DIRECTIONS FOR THIS TASK:
Copy the lines below verbatim, starting with the line that contains "legend-swatch-bar [270,382,303,392]" and continuing through the line that contains "legend-label-line: 增速 [409,378,439,396]", both ends included.

DATA LISTING:
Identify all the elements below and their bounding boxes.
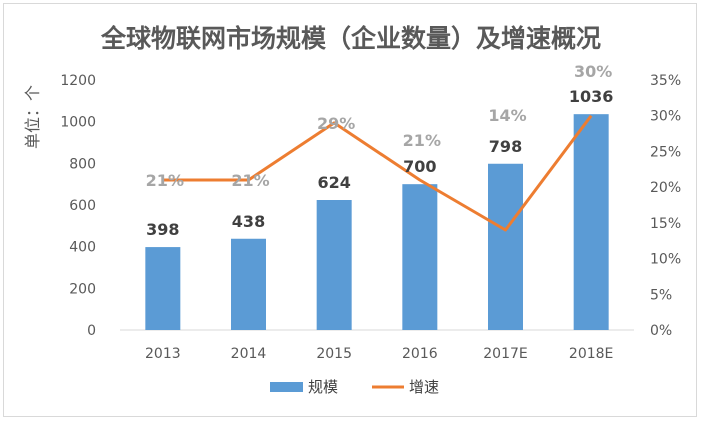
legend-swatch-bar [270,382,303,392]
line-series [162,114,593,232]
secondary-y-tick-label: 35% [650,73,681,89]
y-tick-label: 800 [69,156,96,172]
y-axis-label: 单位：个 [23,85,42,149]
y-tick-label: 1200 [60,73,96,89]
secondary-y-tick-label: 15% [650,216,681,232]
growth-value-label: 29% [317,114,355,133]
secondary-y-tick-label: 0% [650,323,672,339]
growth-value-label: 21% [403,131,441,150]
bar-value-label: 798 [489,137,522,156]
x-axis-ticks: 2013 2014 2015 2016 2017E 2018E [145,346,613,362]
y-axis-ticks: 0 200 400 600 800 1000 1200 [60,73,96,339]
bar [316,200,352,330]
y-tick-label: 400 [69,240,96,256]
y-axis-label-group: 单位：个 [23,85,42,149]
y-tick-label: 0 [87,323,96,339]
bar-value-label: 398 [146,220,179,239]
legend-label-bar: 规模 [308,378,338,396]
chart-title: 全球物联网市场规模（企业数量）及增速概况 [100,24,601,53]
secondary-y-tick-label: 10% [650,252,681,268]
secondary-y-axis-ticks: 0% 5% 10% 15% 20% 25% 30% 35% [650,73,681,339]
legend-label-line: 增速 [409,378,439,396]
line-data-labels: 21% 21% 29% 21% 14% 30% [146,62,613,190]
bar [145,247,181,330]
secondary-y-tick-label: 25% [650,144,681,160]
bar-series [145,114,609,331]
bar-value-label: 624 [317,173,350,192]
x-tick-label: 2013 [145,346,181,362]
bar [402,184,438,330]
y-tick-label: 600 [69,198,96,214]
bar-value-label: 438 [232,212,265,231]
x-tick-label: 2014 [231,346,267,362]
growth-value-label: 21% [146,171,184,190]
y-tick-label: 200 [69,281,96,297]
secondary-y-tick-label: 30% [650,109,681,125]
secondary-y-tick-label: 20% [650,180,681,196]
bar-value-label: 700 [403,157,436,176]
chart-frame: 全球物联网市场规模（企业数量）及增速概况 单位：个 0 200 400 600 800 1… [3,3,697,417]
combo-chart: 全球物联网市场规模（企业数量）及增速概况 单位：个 0 200 400 600 800 1… [23,24,681,396]
bar [231,238,266,330]
x-tick-label: 2016 [402,346,438,362]
growth-value-label: 21% [231,171,269,190]
bar-value-label: 1036 [569,87,614,106]
growth-line [162,114,593,232]
x-tick-label: 2015 [316,346,352,362]
growth-value-label: 14% [488,106,526,125]
bar [573,114,609,331]
y-tick-label: 1000 [60,115,96,131]
legend: 规模 增速 [270,378,439,396]
x-tick-label: 2018E [569,346,613,362]
secondary-y-tick-label: 5% [650,287,672,303]
bar-data-labels: 398 438 624 700 798 1036 [146,87,613,239]
x-tick-label: 2017E [483,346,527,362]
bar [488,163,523,330]
growth-value-label: 30% [574,62,612,81]
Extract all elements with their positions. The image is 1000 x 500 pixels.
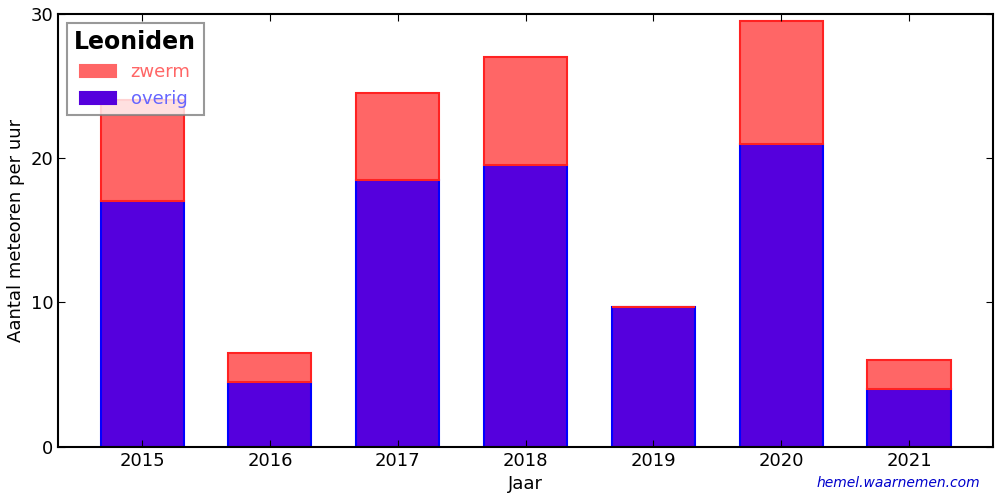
Text: hemel.waarnemen.com: hemel.waarnemen.com — [816, 476, 980, 490]
Bar — [740, 144, 823, 446]
Bar — [484, 166, 567, 446]
Bar — [228, 382, 311, 446]
Y-axis label: Aantal meteoren per uur: Aantal meteoren per uur — [7, 118, 25, 342]
Bar — [356, 180, 439, 446]
Bar — [612, 306, 695, 446]
Bar — [867, 389, 951, 446]
Bar — [356, 94, 439, 180]
Bar — [101, 202, 184, 446]
Bar — [867, 360, 951, 389]
Bar — [101, 100, 184, 202]
Bar — [740, 21, 823, 144]
Bar — [228, 353, 311, 382]
X-axis label: Jaar: Jaar — [508, 475, 543, 493]
Legend: zwerm, overig: zwerm, overig — [67, 23, 204, 116]
Bar — [484, 57, 567, 166]
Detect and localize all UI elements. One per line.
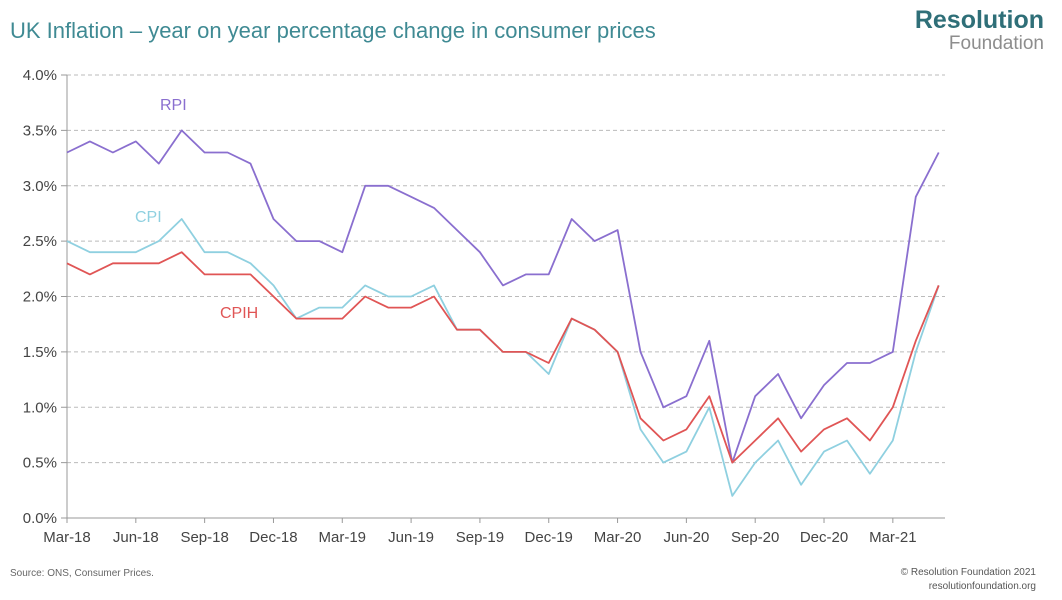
y-tick-label: 0.0% [23, 510, 57, 527]
copyright: © Resolution Foundation 2021 [900, 567, 1036, 578]
y-tick-label: 3.0% [23, 178, 57, 195]
y-tick-label: 0.5% [23, 455, 57, 472]
series-line-cpi [66, 218, 940, 497]
x-tick-label: Mar-21 [869, 529, 917, 546]
y-tick-label: 2.5% [23, 233, 57, 250]
credit: © Resolution Foundation 2021 resolutionf… [901, 566, 1036, 593]
x-tick-label: Jun-20 [663, 529, 709, 546]
series-label-cpih: CPIH [220, 305, 258, 322]
website: resolutionfoundation.org [928, 580, 1036, 592]
x-tick-label: Dec-20 [800, 529, 848, 546]
x-tick-label: Dec-18 [249, 529, 297, 546]
x-tick-label: Jun-19 [388, 529, 434, 546]
x-axis-ticks: Mar-18 Jun-18 Sep-18 Dec-18 Mar-19 Jun-19 Sep-… [43, 529, 916, 546]
gridlines [61, 74, 945, 523]
logo-line-1: Resolution [914, 6, 1044, 34]
series-lines [66, 129, 940, 497]
y-tick-label: 2.0% [23, 289, 57, 306]
logo-line-2: Foundation [948, 33, 1044, 54]
series-label-cpi: CPI [135, 209, 162, 226]
x-tick-label: Dec-19 [525, 529, 573, 546]
series-line-cpih [66, 251, 940, 464]
y-axis-ticks: 0.0% 0.5% 1.0% 1.5% 2.0% 2.5% 3.0% 3.5% 4.0% [23, 67, 57, 527]
x-tick-label: Sep-19 [456, 529, 504, 546]
x-tick-label: Mar-18 [43, 529, 91, 546]
series-label-rpi: RPI [160, 97, 187, 114]
y-tick-label: 1.5% [23, 344, 57, 361]
x-tick-label: Jun-18 [113, 529, 159, 546]
resolution-foundation-logo: Resolution Foundation [914, 6, 1044, 54]
y-tick-label: 1.0% [23, 399, 57, 416]
series-line-rpi [66, 129, 940, 464]
source-note: Source: ONS, Consumer Prices. [10, 568, 154, 579]
y-tick-label: 3.5% [23, 122, 57, 139]
chart-title: UK Inflation – year on year percentage c… [10, 18, 656, 43]
x-tick-label: Mar-20 [594, 529, 642, 546]
x-tick-label: Mar-19 [319, 529, 367, 546]
x-tick-label: Sep-18 [180, 529, 228, 546]
x-tick-label: Sep-20 [731, 529, 779, 546]
y-tick-label: 4.0% [23, 67, 57, 84]
series-labels: RPI CPI CPIH [135, 97, 258, 322]
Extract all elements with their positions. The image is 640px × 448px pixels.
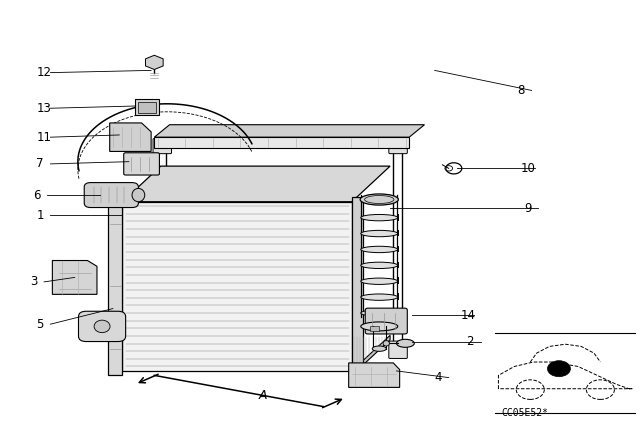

RESPONSE:
legend-swatch-bar [270,382,303,392]
line-series [162,114,593,232]
secondary-y-tick-label: 35% [650,73,681,89]
y-tick-label: 800 [69,156,96,172]
y-axis-label: 单位：个 [23,85,42,149]
y-tick-label: 1200 [60,73,96,89]
secondary-y-tick-label: 15% [650,216,681,232]
growth-value-label: 29% [317,114,355,133]
secondary-y-tick-label: 0% [650,323,672,339]
growth-value-label: 21% [403,131,441,150]
bar-value-label: 798 [489,137,522,156]
x-axis-ticks: 2013 2014 2015 2016 2017E 2018E [145,346,613,362]
y-axis-ticks: 0 200 400 600 800 1000 1200 [60,73,96,339]
bar [316,200,352,330]
y-tick-label: 400 [69,240,96,256]
y-axis-label-group: 单位：个 [23,85,42,149]
y-tick-label: 0 [87,323,96,339]
bar-value-label: 398 [146,220,179,239]
legend-label-bar: 规模 [308,378,338,396]
chart-title: 全球物联网市场规模（企业数量）及增速概况 [100,24,601,53]
secondary-y-tick-label: 10% [650,252,681,268]
secondary-y-axis-ticks: 0% 5% 10% 15% 20% 25% 30% 35% [650,73,681,339]
legend-label-line: 增速 [409,378,439,396]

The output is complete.